Items listed in a dataset
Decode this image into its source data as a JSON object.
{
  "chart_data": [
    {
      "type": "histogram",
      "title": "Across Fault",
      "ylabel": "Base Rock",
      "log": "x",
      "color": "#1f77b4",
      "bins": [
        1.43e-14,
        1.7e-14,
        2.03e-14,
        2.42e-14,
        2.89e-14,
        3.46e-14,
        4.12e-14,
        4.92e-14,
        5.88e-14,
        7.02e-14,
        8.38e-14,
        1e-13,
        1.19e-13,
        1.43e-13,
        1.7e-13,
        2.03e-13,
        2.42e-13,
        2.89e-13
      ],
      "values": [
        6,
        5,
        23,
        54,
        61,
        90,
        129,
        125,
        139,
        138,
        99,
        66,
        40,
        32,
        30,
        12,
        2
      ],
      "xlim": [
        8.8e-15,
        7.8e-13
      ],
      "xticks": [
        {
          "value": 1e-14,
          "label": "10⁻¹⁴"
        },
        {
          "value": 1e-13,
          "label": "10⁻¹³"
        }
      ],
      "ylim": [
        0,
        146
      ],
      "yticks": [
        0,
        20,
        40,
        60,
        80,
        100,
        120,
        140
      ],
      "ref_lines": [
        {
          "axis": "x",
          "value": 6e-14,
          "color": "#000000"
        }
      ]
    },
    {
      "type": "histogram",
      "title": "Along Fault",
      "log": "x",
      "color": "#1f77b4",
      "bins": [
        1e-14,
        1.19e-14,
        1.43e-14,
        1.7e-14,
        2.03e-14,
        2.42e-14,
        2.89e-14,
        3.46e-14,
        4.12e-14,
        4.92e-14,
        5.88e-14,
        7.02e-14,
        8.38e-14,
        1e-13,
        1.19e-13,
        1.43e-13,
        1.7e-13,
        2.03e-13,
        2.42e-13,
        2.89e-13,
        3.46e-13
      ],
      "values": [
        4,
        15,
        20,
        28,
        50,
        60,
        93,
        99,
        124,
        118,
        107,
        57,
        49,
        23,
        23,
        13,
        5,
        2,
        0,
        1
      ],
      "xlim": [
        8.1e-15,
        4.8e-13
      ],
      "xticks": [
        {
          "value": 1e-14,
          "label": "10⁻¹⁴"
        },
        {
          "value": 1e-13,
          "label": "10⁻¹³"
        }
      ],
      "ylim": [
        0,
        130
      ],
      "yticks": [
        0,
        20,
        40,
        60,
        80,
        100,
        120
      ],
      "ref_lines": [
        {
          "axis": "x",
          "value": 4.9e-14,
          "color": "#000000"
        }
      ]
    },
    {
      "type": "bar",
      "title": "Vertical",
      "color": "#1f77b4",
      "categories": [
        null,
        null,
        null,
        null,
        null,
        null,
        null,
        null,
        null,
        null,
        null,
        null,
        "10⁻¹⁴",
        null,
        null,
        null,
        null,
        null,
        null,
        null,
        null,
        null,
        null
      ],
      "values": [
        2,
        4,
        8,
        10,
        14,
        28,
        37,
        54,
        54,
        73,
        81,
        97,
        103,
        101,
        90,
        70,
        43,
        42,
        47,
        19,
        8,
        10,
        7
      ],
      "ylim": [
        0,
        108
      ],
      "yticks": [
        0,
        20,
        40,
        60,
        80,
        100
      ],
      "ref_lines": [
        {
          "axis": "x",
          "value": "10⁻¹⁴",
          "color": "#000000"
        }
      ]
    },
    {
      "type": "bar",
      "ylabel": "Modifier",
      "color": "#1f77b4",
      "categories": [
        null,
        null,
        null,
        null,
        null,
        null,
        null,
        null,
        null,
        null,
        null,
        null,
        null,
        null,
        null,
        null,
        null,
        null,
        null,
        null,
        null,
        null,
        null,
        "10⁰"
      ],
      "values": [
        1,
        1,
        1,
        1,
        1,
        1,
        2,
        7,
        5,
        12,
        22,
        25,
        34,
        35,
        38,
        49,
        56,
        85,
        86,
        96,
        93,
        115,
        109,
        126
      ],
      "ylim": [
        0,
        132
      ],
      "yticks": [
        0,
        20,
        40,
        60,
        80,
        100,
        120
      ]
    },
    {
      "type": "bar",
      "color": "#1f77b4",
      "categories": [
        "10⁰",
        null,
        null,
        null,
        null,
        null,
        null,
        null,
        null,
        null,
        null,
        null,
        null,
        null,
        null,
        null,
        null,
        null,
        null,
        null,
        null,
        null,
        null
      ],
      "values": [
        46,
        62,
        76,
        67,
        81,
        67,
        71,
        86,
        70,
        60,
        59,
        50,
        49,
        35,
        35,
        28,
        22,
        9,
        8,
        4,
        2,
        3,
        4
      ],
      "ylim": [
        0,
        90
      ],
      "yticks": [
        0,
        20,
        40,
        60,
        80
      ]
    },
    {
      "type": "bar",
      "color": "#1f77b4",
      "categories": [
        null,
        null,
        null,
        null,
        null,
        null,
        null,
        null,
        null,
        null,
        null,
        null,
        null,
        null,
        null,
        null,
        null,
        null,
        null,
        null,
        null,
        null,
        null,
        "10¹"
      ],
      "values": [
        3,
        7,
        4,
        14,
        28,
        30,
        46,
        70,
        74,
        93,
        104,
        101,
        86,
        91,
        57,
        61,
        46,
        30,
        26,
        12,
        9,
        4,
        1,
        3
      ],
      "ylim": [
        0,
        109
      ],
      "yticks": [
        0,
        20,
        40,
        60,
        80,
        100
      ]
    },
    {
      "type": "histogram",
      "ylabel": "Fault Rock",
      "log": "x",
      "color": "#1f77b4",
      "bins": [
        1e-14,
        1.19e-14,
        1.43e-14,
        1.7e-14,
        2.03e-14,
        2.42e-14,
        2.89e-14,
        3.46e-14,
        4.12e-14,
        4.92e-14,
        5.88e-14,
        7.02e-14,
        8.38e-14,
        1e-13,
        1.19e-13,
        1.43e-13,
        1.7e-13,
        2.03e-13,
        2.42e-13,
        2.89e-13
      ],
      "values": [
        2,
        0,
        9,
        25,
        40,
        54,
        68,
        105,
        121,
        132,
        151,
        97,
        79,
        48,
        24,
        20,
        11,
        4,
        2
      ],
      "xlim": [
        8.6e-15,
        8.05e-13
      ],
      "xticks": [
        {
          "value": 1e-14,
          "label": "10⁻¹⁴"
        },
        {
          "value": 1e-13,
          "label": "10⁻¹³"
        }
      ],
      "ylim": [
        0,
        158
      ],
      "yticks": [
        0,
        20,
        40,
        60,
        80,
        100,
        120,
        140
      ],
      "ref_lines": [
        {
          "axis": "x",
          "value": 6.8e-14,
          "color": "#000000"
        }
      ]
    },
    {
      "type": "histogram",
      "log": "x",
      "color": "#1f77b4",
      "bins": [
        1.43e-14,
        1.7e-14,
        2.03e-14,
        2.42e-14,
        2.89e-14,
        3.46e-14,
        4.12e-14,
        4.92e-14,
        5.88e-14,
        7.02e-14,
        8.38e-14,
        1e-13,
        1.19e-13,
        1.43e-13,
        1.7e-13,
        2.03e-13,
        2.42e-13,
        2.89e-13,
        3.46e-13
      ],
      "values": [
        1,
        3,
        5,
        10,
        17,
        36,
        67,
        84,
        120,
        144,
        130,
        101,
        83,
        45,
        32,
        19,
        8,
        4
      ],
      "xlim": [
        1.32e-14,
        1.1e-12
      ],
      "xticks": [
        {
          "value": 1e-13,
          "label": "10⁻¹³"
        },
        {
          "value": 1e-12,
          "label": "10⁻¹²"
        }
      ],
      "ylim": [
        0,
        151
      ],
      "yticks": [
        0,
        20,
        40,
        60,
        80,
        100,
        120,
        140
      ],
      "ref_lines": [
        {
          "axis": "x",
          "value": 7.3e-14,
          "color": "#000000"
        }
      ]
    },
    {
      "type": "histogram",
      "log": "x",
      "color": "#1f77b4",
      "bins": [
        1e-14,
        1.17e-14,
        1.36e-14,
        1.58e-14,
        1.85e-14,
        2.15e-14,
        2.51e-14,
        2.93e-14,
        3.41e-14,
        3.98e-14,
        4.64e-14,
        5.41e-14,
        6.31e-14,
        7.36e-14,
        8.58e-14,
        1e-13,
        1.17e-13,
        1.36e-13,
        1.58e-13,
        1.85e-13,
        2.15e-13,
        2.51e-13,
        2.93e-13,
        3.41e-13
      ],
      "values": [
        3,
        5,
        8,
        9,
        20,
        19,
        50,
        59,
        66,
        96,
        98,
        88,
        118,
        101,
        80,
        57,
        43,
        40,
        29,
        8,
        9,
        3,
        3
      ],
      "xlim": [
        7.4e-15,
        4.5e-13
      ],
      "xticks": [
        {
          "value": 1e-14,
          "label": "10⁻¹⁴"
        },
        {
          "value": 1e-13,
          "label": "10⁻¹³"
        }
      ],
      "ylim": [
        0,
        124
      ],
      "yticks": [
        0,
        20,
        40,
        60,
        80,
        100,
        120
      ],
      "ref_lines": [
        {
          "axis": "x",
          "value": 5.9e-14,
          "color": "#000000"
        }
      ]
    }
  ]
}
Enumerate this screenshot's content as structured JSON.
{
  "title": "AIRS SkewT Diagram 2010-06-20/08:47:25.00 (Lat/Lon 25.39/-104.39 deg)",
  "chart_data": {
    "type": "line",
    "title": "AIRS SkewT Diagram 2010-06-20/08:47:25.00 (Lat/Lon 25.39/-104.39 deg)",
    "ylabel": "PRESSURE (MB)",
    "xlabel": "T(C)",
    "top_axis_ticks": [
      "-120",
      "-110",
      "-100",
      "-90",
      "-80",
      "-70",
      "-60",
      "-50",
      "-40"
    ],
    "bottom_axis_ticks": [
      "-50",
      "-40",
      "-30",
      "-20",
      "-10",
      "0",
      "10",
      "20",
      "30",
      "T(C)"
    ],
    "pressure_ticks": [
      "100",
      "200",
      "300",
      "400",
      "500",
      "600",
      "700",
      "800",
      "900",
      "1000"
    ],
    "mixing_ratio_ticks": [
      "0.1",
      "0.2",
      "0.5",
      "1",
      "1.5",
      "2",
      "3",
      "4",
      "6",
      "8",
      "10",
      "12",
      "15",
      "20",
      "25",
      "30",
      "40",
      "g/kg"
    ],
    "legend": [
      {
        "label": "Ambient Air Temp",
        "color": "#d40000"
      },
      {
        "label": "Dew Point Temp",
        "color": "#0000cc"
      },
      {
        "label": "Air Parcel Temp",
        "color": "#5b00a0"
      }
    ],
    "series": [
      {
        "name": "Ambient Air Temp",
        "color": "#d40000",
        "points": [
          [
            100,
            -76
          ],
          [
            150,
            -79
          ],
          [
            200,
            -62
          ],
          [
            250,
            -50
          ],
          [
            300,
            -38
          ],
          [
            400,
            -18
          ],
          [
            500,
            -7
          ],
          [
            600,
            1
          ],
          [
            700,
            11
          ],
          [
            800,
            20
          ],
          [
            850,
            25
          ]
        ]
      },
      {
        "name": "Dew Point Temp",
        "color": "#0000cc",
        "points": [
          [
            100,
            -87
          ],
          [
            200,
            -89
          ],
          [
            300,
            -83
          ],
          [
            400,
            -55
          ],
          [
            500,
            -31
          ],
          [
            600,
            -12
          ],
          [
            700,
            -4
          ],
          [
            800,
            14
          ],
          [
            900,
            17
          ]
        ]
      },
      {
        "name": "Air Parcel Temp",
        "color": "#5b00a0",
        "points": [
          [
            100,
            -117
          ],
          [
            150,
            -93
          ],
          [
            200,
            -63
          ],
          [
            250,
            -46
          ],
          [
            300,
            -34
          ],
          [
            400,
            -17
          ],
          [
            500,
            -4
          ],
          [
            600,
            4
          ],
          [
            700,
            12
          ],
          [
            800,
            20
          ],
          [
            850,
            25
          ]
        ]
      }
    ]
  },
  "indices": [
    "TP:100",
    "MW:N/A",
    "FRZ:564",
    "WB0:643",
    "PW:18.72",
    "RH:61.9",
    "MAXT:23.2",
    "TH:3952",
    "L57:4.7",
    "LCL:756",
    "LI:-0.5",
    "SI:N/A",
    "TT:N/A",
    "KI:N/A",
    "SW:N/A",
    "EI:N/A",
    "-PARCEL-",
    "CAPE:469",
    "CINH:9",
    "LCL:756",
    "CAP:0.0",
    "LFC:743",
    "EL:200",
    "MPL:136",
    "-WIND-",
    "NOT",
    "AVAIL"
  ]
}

**Task goal**
Gather up the lines that contain the word "Fault".

**Output below**
      "title": "Across Fault",
      "title": "Along Fault",
      "ylabel": "Fault Rock",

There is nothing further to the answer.